— start TASK INPUT —
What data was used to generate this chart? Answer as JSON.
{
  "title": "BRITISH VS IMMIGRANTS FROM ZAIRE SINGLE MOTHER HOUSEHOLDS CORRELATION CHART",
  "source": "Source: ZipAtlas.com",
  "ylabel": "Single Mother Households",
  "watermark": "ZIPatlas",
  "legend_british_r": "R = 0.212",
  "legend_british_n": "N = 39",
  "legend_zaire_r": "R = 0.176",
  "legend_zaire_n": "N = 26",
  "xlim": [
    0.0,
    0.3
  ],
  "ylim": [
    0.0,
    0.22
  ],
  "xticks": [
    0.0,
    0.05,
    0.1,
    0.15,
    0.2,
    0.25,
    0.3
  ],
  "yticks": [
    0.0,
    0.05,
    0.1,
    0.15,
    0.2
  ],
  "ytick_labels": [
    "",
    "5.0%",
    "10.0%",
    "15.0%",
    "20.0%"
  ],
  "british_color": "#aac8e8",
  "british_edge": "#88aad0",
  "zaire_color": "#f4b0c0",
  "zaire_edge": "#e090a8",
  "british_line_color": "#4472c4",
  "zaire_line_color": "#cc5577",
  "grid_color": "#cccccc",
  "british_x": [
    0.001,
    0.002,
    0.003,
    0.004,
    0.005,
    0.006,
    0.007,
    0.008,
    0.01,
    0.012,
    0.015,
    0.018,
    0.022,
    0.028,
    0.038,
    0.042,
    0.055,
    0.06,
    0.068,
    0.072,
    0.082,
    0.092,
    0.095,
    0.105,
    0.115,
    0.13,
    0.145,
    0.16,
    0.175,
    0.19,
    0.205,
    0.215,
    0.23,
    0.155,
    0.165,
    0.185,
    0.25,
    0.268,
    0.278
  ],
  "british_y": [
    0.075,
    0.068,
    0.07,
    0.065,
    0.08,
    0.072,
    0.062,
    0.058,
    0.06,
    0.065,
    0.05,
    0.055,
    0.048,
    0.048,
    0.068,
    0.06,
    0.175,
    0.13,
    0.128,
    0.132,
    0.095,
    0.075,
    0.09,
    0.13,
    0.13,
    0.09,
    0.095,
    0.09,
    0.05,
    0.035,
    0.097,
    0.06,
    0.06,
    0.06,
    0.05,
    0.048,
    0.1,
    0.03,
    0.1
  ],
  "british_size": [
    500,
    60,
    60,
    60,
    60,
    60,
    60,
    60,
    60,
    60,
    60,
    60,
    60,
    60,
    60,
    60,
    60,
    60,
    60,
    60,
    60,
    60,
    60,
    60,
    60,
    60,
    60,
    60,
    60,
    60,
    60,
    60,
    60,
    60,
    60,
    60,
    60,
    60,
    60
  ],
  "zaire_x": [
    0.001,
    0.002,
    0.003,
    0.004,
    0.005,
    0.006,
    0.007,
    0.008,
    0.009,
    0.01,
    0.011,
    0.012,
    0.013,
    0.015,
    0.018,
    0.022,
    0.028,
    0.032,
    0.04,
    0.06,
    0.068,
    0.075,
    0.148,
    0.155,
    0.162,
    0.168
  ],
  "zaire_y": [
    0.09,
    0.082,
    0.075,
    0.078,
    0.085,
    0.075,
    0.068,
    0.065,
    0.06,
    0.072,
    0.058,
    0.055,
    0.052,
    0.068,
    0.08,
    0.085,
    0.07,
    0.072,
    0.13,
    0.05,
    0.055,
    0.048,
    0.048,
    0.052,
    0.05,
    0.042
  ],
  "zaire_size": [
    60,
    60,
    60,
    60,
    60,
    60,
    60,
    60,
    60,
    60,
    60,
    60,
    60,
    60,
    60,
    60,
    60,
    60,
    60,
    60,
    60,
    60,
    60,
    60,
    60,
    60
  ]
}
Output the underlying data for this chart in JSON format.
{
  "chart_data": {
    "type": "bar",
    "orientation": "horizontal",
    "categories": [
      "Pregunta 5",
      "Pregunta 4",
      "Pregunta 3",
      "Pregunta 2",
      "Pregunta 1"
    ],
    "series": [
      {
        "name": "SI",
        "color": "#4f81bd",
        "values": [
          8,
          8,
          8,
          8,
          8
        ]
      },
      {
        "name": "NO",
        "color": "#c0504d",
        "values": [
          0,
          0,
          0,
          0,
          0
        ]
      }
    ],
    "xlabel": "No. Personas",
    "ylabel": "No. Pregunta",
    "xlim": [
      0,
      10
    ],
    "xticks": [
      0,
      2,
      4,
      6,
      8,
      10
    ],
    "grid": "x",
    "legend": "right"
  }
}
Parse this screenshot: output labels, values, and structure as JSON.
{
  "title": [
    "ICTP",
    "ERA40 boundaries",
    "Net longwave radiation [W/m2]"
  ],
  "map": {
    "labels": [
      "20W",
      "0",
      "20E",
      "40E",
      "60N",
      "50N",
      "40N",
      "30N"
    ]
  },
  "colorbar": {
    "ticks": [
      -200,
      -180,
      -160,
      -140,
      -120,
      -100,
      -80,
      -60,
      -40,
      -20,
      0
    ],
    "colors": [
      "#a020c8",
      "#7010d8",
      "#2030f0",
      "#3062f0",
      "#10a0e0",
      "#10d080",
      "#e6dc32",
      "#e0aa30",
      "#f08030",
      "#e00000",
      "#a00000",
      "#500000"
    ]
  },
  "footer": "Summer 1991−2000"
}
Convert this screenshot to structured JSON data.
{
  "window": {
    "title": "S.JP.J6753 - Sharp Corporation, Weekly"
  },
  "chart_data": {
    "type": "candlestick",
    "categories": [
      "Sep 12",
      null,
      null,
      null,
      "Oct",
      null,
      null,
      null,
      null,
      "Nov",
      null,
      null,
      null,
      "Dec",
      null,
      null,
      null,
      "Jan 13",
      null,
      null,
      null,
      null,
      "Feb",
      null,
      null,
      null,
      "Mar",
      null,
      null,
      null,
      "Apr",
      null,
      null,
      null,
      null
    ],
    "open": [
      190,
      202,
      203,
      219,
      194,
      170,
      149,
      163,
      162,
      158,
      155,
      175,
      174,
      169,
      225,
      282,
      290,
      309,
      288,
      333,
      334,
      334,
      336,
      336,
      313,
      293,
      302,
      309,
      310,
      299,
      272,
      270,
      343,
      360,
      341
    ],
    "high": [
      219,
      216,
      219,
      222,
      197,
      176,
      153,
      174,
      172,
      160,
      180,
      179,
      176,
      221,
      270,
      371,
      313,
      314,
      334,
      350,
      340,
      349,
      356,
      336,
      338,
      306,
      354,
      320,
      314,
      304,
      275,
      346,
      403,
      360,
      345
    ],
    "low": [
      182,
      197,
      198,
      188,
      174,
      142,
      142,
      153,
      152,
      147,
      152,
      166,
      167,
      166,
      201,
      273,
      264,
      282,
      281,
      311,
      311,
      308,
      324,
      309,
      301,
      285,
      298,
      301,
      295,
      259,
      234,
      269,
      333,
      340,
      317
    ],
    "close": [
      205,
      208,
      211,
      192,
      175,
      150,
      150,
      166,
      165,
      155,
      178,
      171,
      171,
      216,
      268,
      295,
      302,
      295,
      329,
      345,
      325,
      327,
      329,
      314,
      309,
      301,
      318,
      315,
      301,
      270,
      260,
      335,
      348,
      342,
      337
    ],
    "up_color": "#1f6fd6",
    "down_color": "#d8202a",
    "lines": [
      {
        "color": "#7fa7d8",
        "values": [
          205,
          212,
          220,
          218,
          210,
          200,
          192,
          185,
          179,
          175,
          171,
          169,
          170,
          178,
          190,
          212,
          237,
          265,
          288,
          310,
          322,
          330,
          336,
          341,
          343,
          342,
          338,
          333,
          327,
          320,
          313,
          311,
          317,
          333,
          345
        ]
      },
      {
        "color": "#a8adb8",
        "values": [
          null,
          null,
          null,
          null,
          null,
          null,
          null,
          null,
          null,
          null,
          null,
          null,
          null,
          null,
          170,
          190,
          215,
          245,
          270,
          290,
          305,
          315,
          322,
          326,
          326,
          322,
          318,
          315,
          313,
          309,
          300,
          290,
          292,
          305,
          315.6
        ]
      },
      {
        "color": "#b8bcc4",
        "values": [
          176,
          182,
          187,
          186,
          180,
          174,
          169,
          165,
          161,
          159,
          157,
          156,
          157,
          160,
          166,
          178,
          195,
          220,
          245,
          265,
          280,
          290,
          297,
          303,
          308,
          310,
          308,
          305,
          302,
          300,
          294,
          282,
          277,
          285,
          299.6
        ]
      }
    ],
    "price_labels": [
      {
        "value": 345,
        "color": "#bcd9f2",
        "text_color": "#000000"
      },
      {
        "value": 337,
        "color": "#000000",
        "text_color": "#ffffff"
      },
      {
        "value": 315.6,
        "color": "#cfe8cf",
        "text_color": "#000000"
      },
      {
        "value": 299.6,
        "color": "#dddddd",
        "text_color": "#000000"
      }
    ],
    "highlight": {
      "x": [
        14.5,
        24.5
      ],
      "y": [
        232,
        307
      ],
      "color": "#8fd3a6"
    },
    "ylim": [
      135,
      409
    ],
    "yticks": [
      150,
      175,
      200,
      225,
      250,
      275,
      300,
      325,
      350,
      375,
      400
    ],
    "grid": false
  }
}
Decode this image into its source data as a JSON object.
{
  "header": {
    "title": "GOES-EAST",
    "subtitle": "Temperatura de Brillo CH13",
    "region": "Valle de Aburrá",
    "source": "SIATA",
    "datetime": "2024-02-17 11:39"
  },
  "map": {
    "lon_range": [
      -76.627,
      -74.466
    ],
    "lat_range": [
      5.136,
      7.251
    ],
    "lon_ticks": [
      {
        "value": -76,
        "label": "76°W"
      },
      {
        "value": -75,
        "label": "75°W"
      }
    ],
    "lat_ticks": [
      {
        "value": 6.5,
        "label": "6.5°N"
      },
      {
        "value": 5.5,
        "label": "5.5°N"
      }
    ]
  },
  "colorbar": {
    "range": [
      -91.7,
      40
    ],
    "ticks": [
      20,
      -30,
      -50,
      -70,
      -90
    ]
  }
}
— end TASK INPUT —
### WHAT IS BEING ASKED
Pull out each line of the records holding the string "source".

### RESPONSE TO THE TASK
  "source": "Source: ZipAtlas.com",
Decode this image into its source data as a JSON object.
    "source": "SIATA",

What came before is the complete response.